[Stored records]
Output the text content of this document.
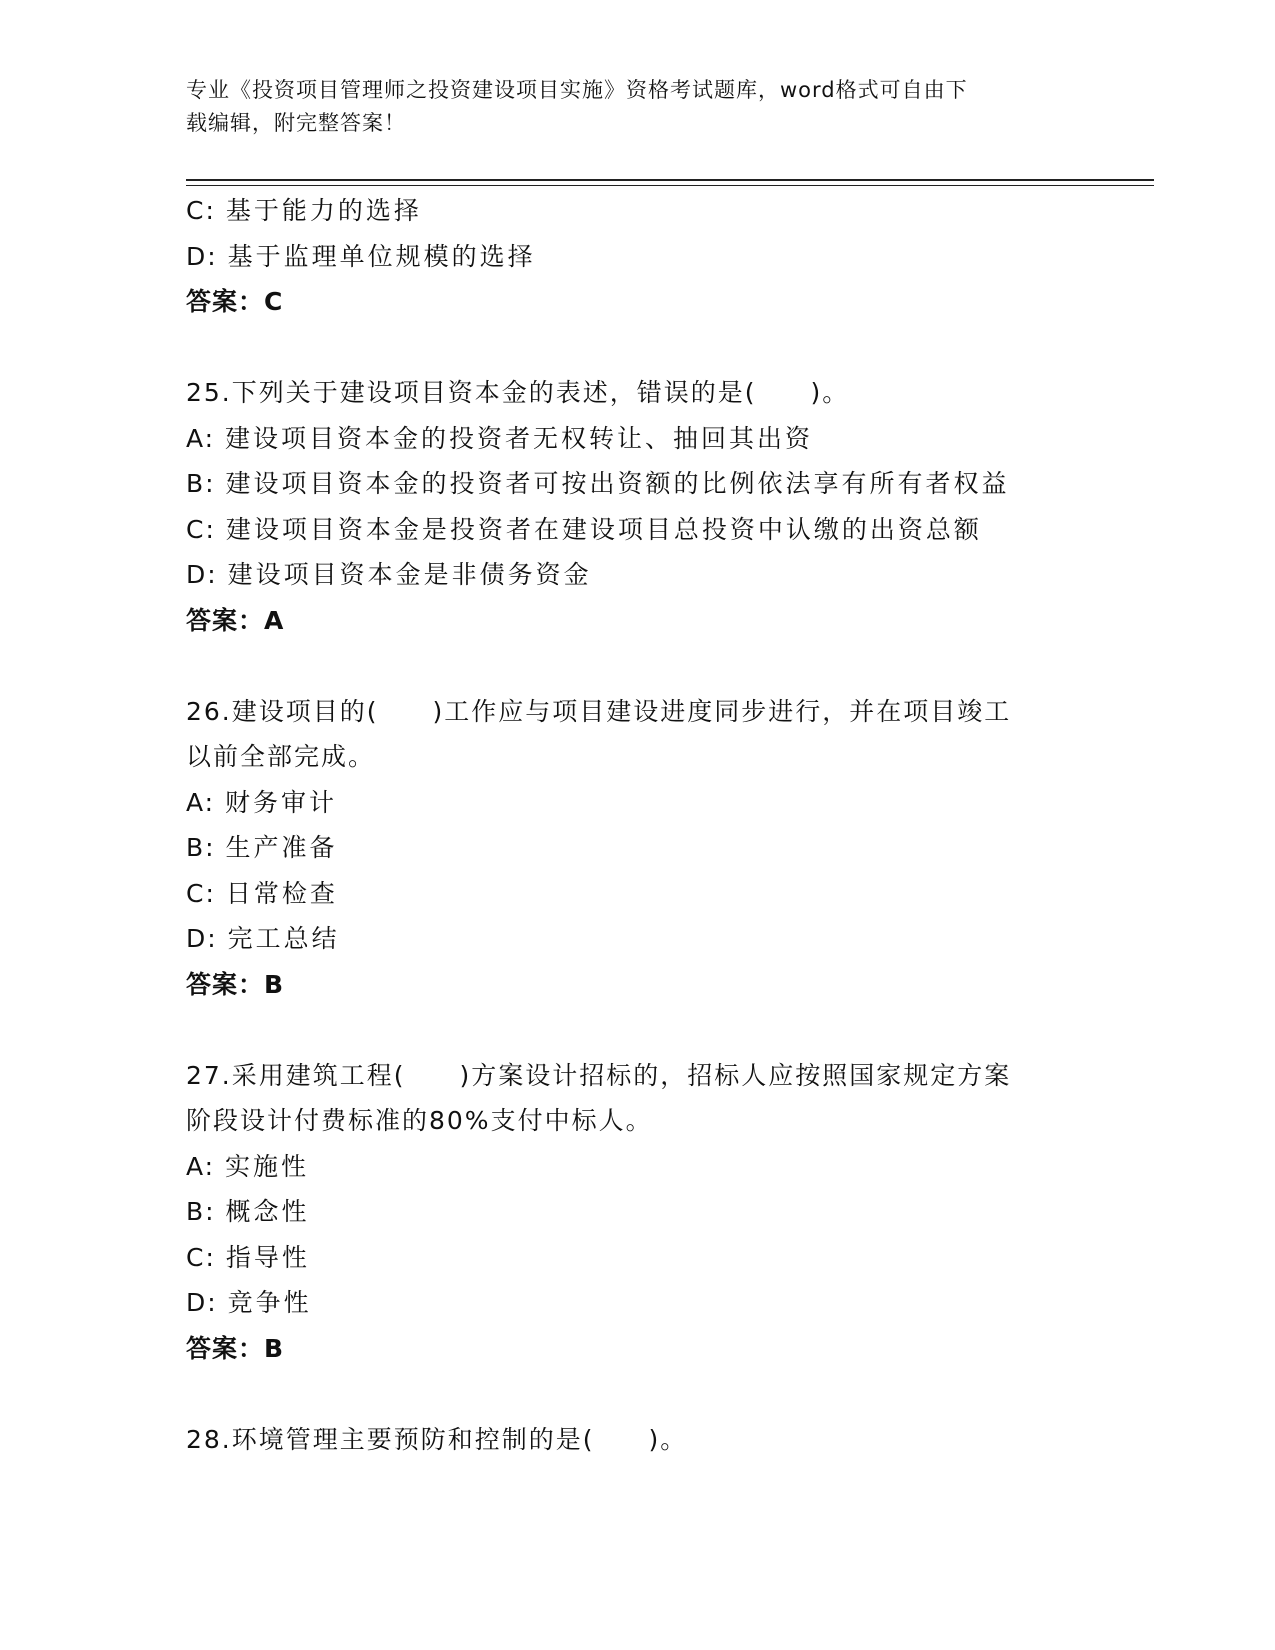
专业《投资项目管理师之投资建设项目实施》资格考试题库，word格式可自由下
载编辑，附完整答案！
C: 基于能力的选择
D: 基于监理单位规模的选择
答案：C
25.下列关于建设项目资本金的表述，错误的是(　　)。
A: 建设项目资本金的投资者无权转让、抽回其出资
B: 建设项目资本金的投资者可按出资额的比例依法享有所有者权益
C: 建设项目资本金是投资者在建设项目总投资中认缴的出资总额
D: 建设项目资本金是非债务资金
答案：A
26.建设项目的(　　)工作应与项目建设进度同步进行，并在项目竣工
以前全部完成。
A: 财务审计
B: 生产准备
C: 日常检查
D: 完工总结
答案：B
27.采用建筑工程(　　)方案设计招标的，招标人应按照国家规定方案
阶段设计付费标准的80%支付中标人。
A: 实施性
B: 概念性
C: 指导性
D: 竞争性
答案：B
28.环境管理主要预防和控制的是(　　)。
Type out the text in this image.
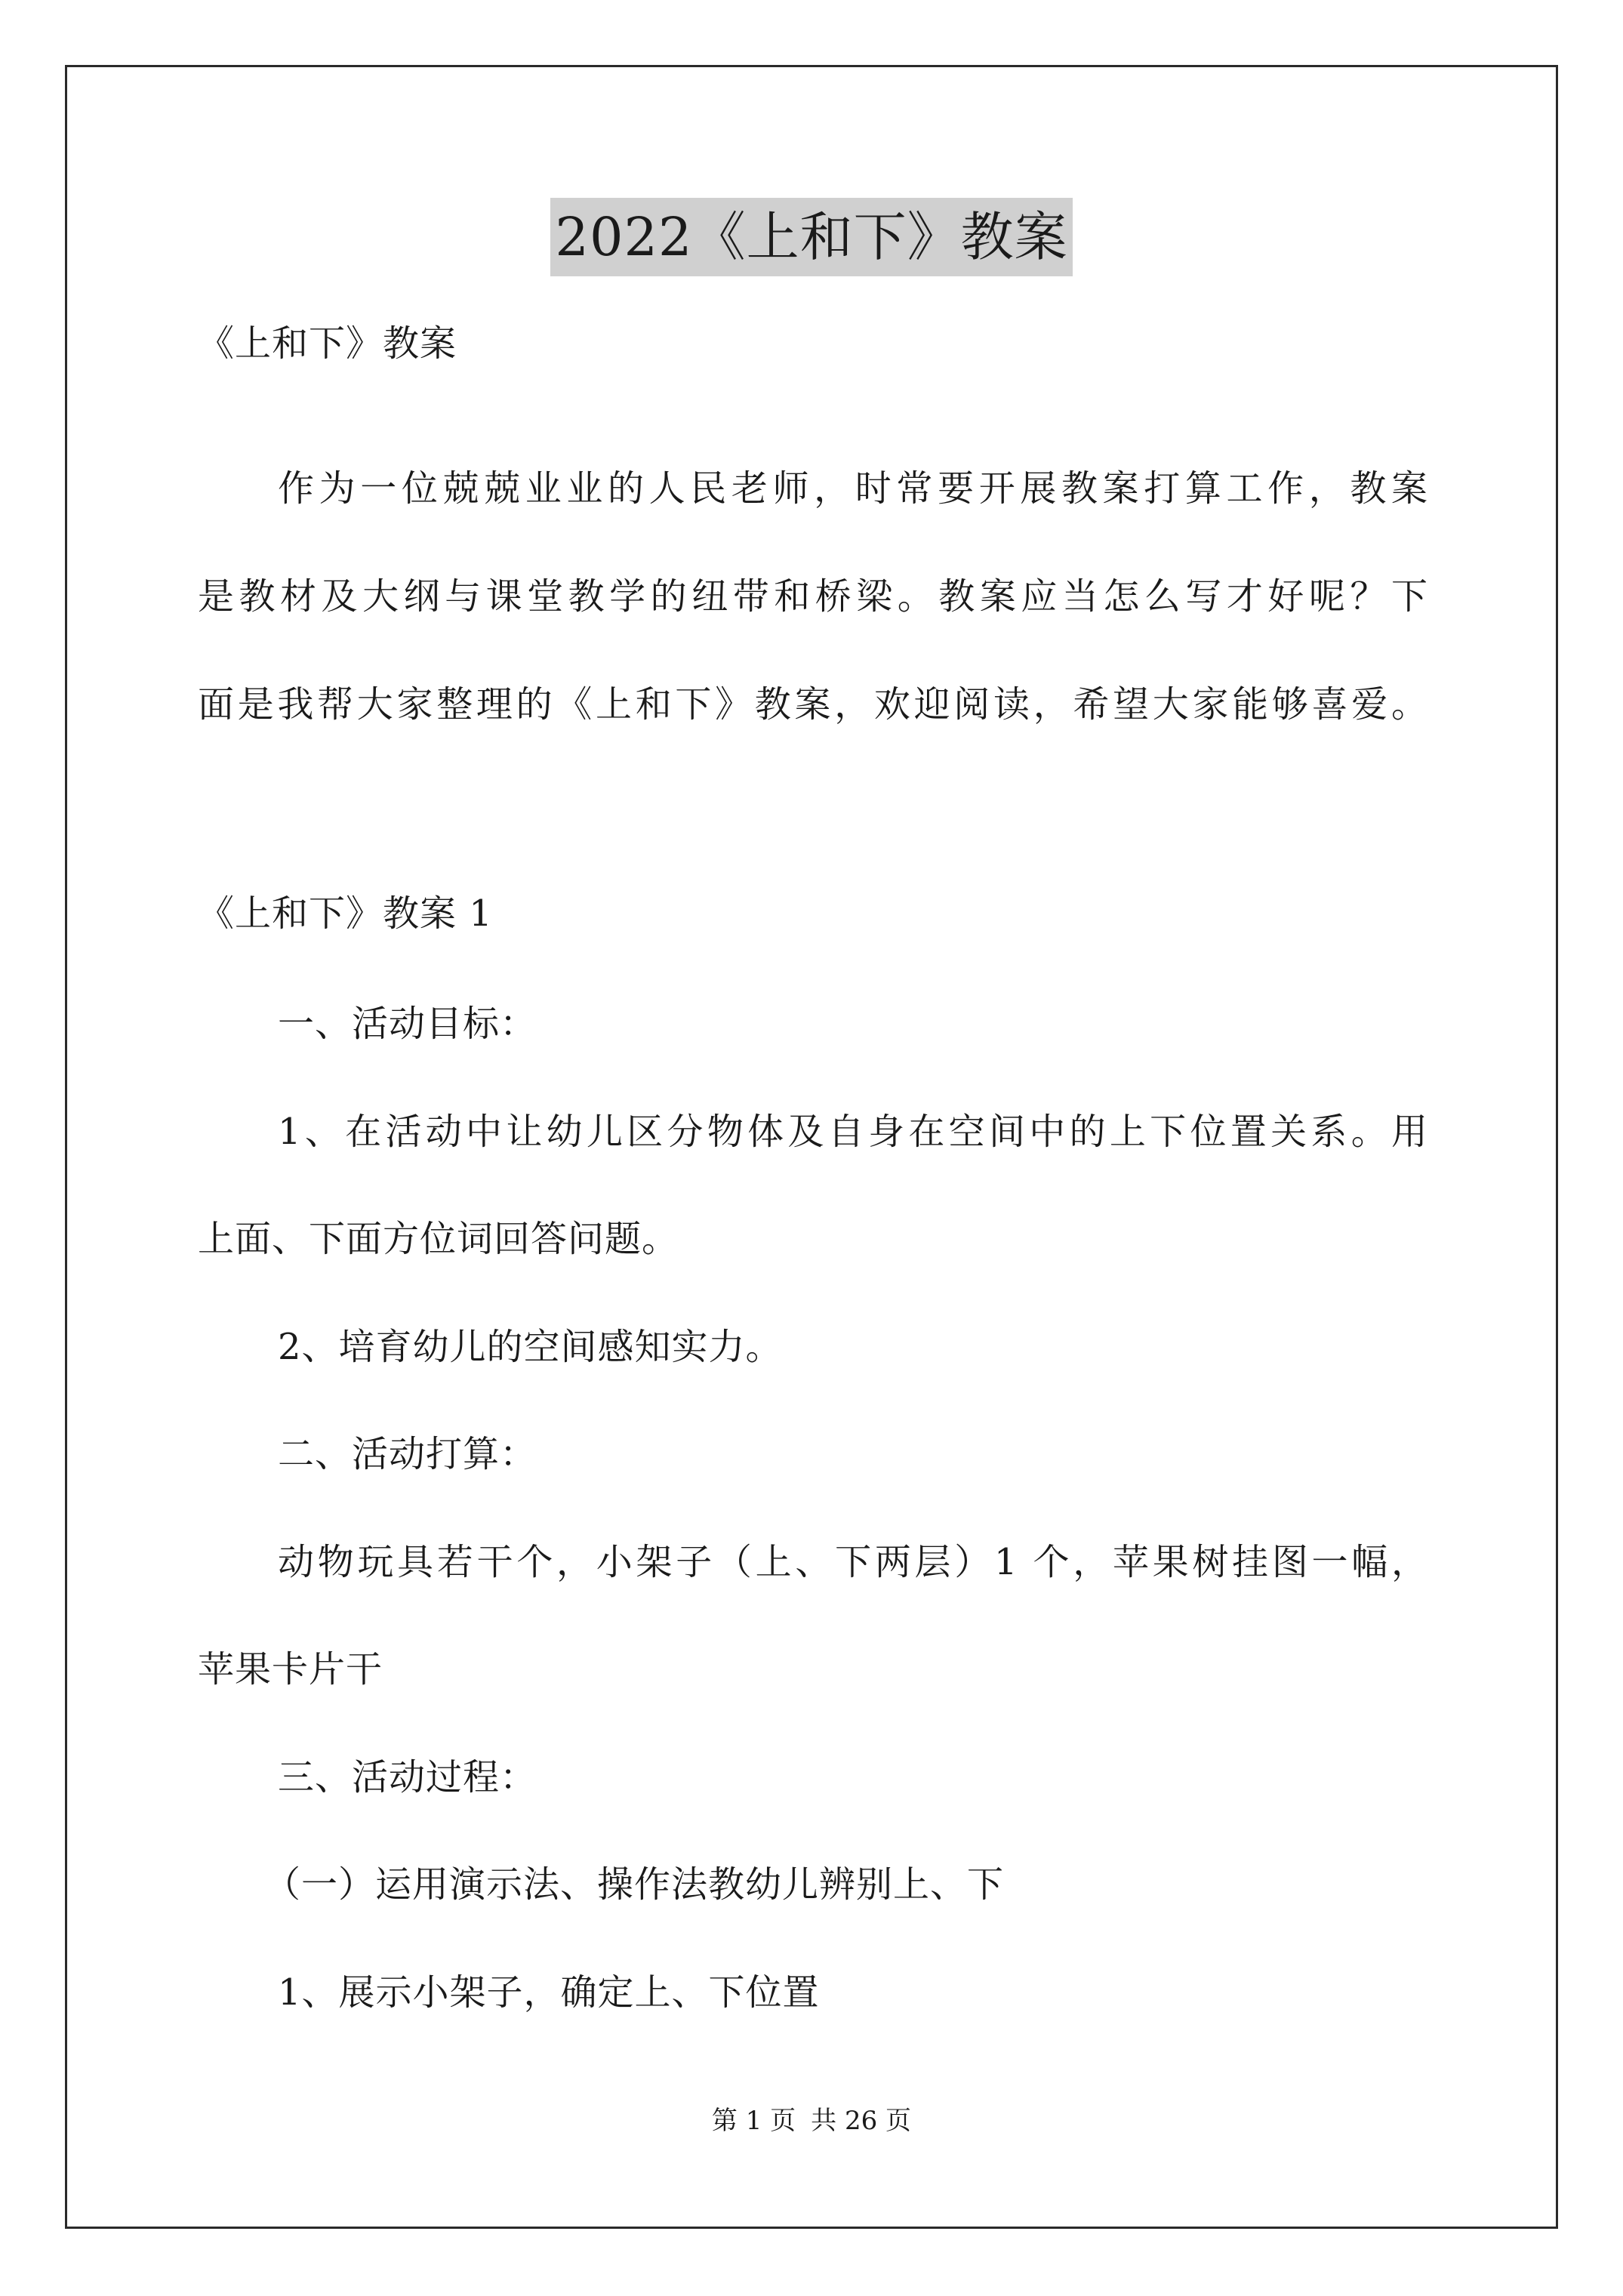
2022《上和下》教案
《上和下》教案
作为一位兢兢业业的人民老师，时常要开展教案打算工作，教案
是教材及大纲与课堂教学的纽带和桥梁。教案应当怎么写才好呢？下
面是我帮大家整理的《上和下》教案，欢迎阅读，希望大家能够喜爱。
《上和下》教案 1
一、活动目标：
1、在活动中让幼儿区分物体及自身在空间中的上下位置关系。用
上面、下面方位词回答问题。
2、培育幼儿的空间感知实力。
二、活动打算：
动物玩具若干个，小架子（上、下两层）1 个，苹果树挂图一幅，
苹果卡片干
三、活动过程：
（一）运用演示法、操作法教幼儿辨别上、下
1、展示小架子，确定上、下位置
第 1 页 共 26 页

→ TO BE DONE: Where a line above contains the word "this", copy that line.

→ OUTPUT OF THE TASK:
Output the text content of this document.
Type out the text in this image.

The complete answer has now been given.